## begin Provided passage

2.1.2.Reasonable litigation expenses, including but not limited to attorneys fees, expended by the Officer due to an investigation or proceeding conducted by an authority authorized to conduct an investigation or proceeding and which ended without an indictment being filed against him and without any financial liability being imposed as an alternative to criminal proceedings, or that ended without an indictment being filed against him however a financial liability was imposed as an alternative to criminal proceedings for an offense that does not require proof of criminal intent or in connection with a financial sanction.

 

B-2

 

 

The proceeding ending without an indictment being filed in respect of a matter that a criminal investigation was opened in relation thereto within the meaning of the file being closed pursuant to Section 62 to the Criminal Procedure Law (Consolidated Version), 5742 – 1982 (“Criminal Procedure Law”) or stay of proceedings by the Attorney General pursuant to Section 231 to the Criminal Procedure Law.

## end Provided passage
## begin Given records

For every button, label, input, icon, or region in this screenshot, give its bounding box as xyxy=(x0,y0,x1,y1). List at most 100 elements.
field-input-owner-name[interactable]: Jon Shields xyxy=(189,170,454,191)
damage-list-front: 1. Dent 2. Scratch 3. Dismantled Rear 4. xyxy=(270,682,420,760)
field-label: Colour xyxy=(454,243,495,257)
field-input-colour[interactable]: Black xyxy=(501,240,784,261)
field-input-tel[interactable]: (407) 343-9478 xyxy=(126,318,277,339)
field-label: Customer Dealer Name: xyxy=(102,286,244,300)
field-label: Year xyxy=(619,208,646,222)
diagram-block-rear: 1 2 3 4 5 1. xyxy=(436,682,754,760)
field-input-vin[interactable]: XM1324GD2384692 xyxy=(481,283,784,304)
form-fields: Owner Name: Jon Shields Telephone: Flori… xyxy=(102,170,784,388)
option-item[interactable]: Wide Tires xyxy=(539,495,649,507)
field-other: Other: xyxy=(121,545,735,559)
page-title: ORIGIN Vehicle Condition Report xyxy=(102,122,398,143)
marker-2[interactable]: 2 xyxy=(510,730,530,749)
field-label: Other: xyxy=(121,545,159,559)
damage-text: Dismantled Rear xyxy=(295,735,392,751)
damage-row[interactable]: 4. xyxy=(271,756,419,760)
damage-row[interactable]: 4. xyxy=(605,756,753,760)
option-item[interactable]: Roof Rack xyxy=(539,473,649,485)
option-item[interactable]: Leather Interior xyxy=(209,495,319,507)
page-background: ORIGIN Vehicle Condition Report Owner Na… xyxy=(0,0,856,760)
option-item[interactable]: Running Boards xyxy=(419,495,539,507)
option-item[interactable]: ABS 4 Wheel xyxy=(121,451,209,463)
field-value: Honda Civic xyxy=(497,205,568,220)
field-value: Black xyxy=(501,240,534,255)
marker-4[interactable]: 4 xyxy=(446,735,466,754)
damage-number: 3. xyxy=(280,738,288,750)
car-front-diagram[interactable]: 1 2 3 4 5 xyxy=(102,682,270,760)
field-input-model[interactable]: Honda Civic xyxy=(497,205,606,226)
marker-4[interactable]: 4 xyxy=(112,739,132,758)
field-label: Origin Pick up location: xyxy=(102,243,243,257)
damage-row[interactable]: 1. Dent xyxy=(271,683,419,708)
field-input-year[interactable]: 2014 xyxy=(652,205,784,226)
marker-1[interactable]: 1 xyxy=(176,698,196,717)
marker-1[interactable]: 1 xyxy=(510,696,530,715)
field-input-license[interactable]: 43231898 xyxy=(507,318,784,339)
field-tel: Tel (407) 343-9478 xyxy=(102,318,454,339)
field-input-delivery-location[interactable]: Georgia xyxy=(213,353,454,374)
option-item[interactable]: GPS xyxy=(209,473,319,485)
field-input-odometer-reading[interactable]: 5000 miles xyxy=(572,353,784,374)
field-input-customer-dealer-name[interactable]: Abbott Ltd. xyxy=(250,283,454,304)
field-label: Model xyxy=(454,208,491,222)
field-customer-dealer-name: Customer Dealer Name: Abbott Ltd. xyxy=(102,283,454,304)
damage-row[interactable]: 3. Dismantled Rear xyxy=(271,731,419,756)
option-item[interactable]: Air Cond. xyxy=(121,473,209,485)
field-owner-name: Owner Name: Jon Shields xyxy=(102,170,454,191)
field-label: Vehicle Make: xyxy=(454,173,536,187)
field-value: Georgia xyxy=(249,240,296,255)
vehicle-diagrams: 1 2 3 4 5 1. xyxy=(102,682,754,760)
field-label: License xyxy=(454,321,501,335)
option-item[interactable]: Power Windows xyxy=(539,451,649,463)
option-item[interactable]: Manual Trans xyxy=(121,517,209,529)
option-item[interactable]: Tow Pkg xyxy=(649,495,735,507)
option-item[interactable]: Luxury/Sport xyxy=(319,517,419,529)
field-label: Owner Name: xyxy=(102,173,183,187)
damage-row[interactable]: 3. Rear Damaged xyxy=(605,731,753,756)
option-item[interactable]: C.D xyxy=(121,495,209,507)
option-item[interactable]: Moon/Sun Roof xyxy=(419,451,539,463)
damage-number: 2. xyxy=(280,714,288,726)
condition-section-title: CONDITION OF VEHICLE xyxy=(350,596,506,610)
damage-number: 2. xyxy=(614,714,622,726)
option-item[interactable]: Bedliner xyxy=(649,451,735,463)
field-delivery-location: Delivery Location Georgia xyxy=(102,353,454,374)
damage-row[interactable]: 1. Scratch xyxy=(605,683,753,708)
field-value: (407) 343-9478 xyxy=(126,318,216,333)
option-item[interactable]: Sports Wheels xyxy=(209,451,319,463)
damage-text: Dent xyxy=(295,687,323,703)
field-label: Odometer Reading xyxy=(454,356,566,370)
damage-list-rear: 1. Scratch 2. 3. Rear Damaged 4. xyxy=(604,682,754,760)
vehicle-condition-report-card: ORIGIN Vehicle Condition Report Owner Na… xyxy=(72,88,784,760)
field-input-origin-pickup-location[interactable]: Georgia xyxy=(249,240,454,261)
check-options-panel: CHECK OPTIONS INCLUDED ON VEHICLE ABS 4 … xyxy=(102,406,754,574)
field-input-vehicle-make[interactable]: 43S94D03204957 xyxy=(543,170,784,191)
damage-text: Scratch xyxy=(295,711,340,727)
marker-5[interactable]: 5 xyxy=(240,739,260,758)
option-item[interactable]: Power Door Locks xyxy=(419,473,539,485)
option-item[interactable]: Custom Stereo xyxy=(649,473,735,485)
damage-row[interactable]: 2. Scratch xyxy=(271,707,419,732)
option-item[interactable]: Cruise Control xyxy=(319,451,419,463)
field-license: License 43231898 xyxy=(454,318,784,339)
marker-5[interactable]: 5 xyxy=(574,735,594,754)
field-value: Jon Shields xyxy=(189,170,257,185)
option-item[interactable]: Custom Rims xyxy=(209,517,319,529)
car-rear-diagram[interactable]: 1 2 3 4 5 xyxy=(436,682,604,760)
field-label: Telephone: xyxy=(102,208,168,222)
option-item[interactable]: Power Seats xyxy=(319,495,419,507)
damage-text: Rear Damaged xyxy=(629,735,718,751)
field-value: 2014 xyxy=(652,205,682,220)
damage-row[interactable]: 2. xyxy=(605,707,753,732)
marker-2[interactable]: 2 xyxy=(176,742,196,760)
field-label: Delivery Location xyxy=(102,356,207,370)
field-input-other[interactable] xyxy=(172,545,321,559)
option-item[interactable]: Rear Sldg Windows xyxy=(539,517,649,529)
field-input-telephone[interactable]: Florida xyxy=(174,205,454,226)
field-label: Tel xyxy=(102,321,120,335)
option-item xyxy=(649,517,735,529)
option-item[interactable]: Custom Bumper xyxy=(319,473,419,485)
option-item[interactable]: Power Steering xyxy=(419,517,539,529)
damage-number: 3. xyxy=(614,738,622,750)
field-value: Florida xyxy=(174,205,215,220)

## end Given records

== The exercise ==
Answer these questions about the provided passage, one per line:
(a) What does the passage say reasonable litigation expenses include but are not limited to?
(b) Under which section of the Criminal Procedure Law is a file closed?
(c) Who may stay proceedings under Section 231 of that law?

== Exercise response ==
(a) Attorneys fees.
(b) Section 62.
(c) The Attorney General.